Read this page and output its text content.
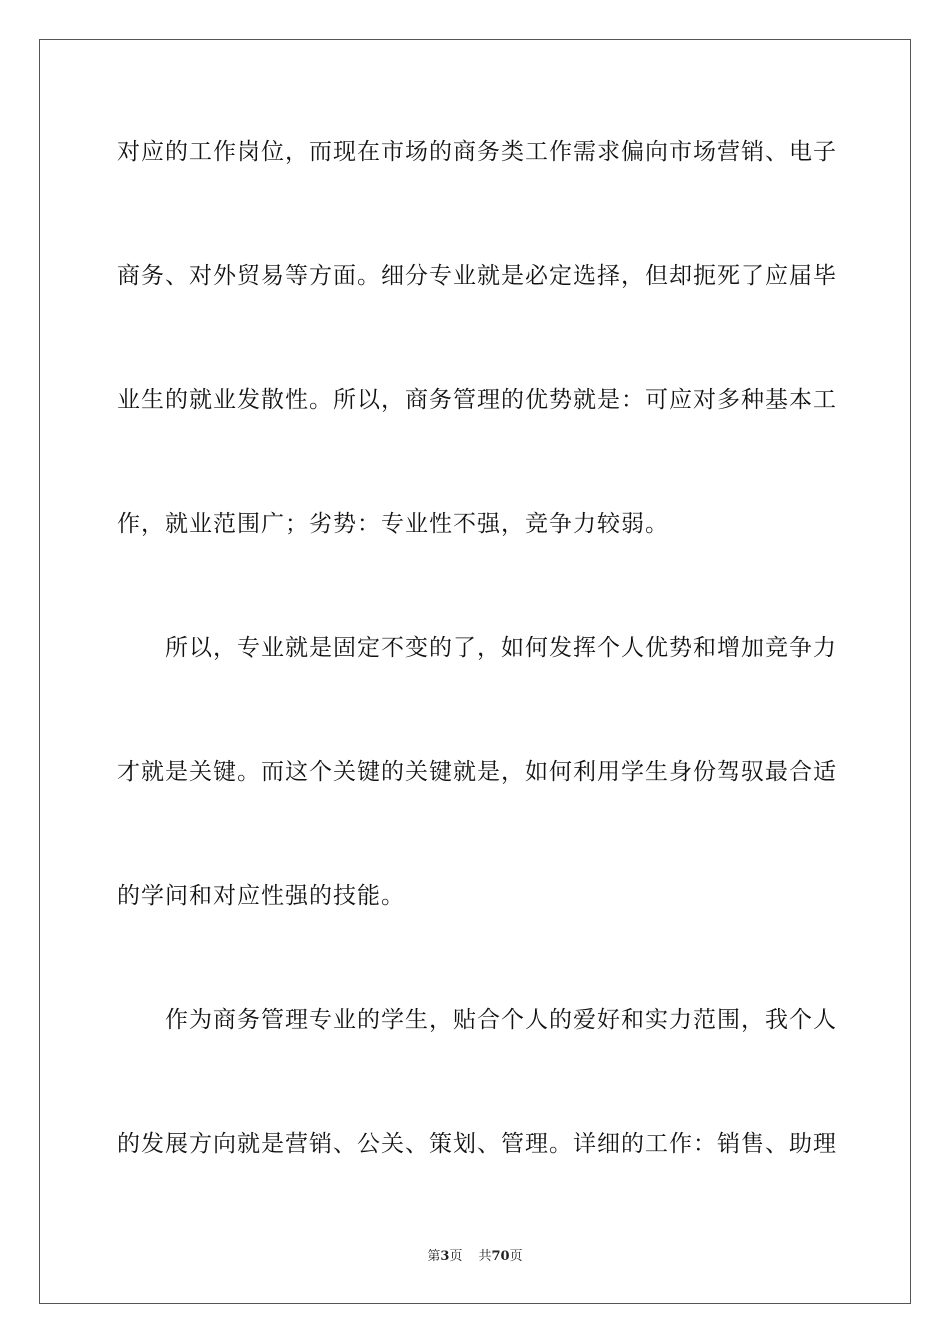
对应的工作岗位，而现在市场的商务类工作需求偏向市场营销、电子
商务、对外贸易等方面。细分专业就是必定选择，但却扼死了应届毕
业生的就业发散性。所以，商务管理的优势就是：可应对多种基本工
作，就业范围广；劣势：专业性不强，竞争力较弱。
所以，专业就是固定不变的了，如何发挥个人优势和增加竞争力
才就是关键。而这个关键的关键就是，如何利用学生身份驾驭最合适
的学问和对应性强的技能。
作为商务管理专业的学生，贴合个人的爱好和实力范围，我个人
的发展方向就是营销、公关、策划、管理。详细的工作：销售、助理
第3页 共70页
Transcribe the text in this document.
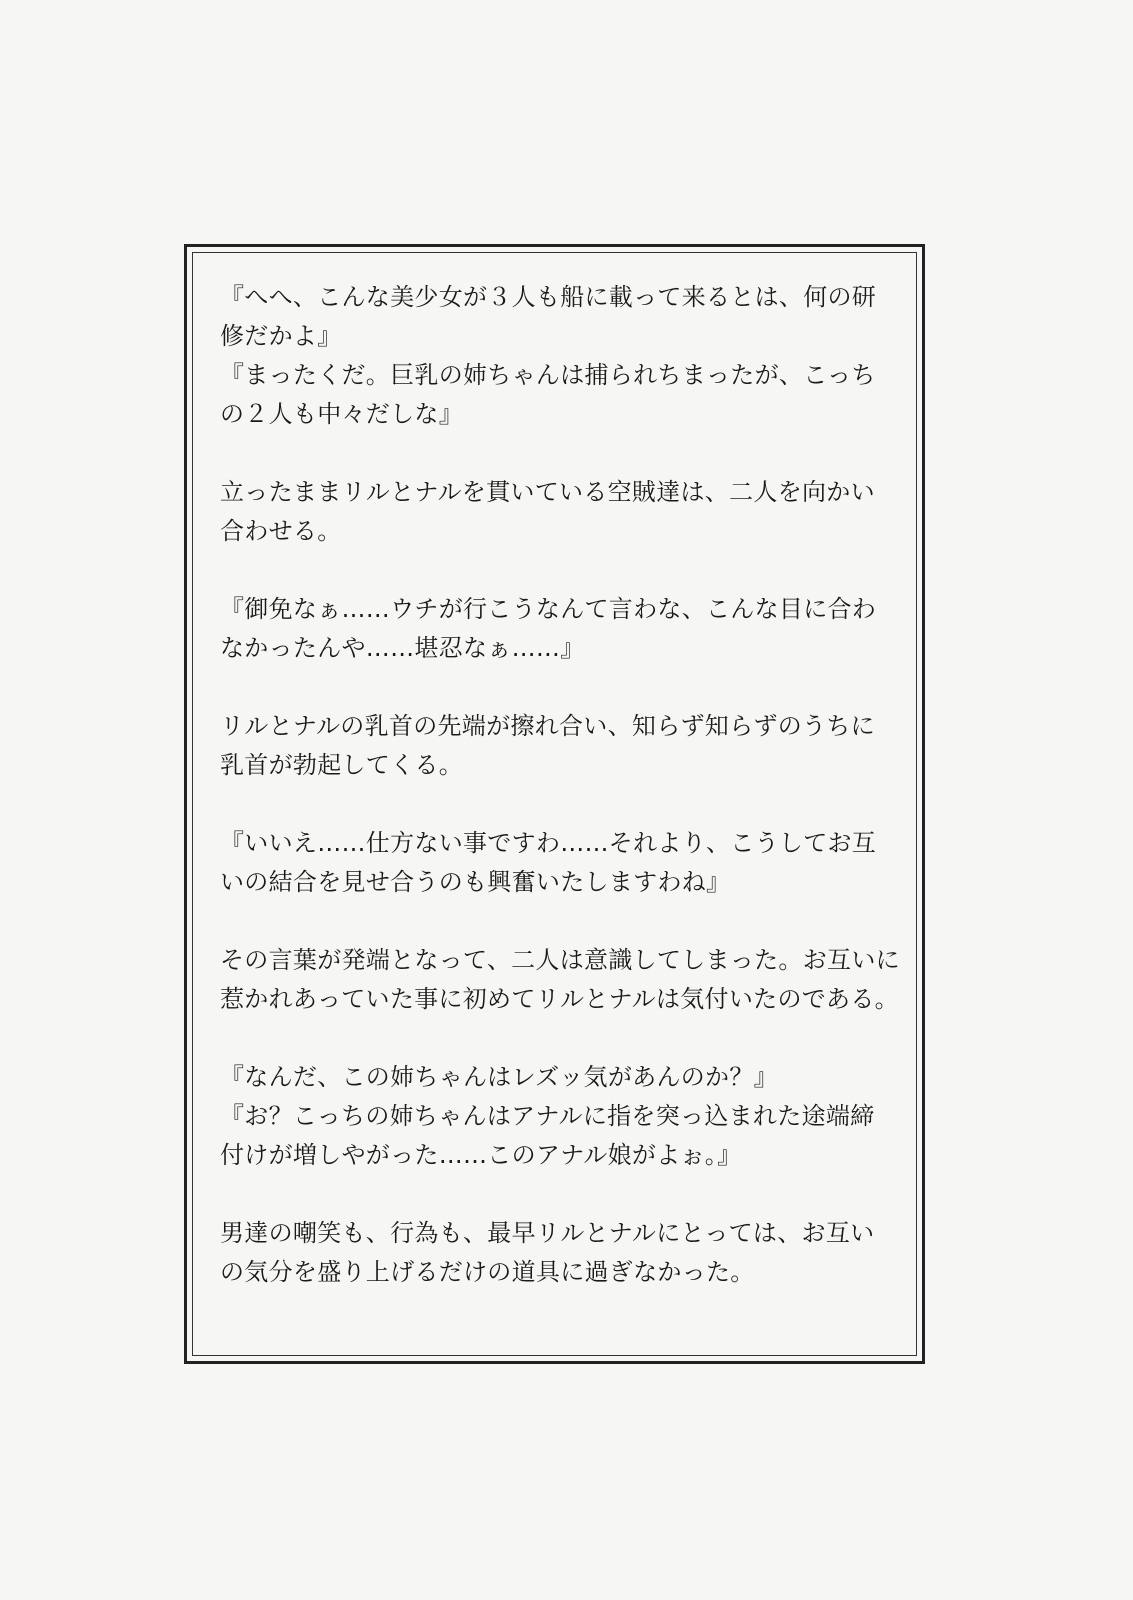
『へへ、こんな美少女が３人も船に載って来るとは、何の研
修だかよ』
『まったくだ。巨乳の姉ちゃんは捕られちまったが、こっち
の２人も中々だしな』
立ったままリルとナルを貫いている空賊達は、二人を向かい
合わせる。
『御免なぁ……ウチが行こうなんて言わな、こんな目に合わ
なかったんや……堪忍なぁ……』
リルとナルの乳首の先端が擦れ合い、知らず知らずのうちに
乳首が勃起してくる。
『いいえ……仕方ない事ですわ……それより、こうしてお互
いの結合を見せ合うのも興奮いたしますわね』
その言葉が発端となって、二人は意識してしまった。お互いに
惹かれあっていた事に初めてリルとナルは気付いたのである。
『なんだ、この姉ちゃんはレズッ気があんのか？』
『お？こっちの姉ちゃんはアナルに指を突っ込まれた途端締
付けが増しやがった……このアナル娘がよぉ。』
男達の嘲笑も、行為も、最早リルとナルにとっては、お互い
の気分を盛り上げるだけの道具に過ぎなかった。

* AIM OF THE TASK *
The pictures in the entries should be left out; output everything else exactly.

* WRITTEN ANSWER *
Read this page and output its text content.
对应的工作岗位，而现在市场的商务类工作需求偏向市场营销、电子
商务、对外贸易等方面。细分专业就是必定选择，但却扼死了应届毕
业生的就业发散性。所以，商务管理的优势就是：可应对多种基本工
作，就业范围广；劣势：专业性不强，竞争力较弱。
所以，专业就是固定不变的了，如何发挥个人优势和增加竞争力
才就是关键。而这个关键的关键就是，如何利用学生身份驾驭最合适
的学问和对应性强的技能。
作为商务管理专业的学生，贴合个人的爱好和实力范围，我个人
的发展方向就是营销、公关、策划、管理。详细的工作：销售、助理
第3页 共70页
Transcribe the text in this document.
『へへ、こんな美少女が３人も船に載って来るとは、何の研
修だかよ』
『まったくだ。巨乳の姉ちゃんは捕られちまったが、こっち
の２人も中々だしな』
立ったままリルとナルを貫いている空賊達は、二人を向かい
合わせる。
『御免なぁ……ウチが行こうなんて言わな、こんな目に合わ
なかったんや……堪忍なぁ……』
リルとナルの乳首の先端が擦れ合い、知らず知らずのうちに
乳首が勃起してくる。
『いいえ……仕方ない事ですわ……それより、こうしてお互
いの結合を見せ合うのも興奮いたしますわね』
その言葉が発端となって、二人は意識してしまった。お互いに
惹かれあっていた事に初めてリルとナルは気付いたのである。
『なんだ、この姉ちゃんはレズッ気があんのか？』
『お？こっちの姉ちゃんはアナルに指を突っ込まれた途端締
付けが増しやがった……このアナル娘がよぉ。』
男達の嘲笑も、行為も、最早リルとナルにとっては、お互い
の気分を盛り上げるだけの道具に過ぎなかった。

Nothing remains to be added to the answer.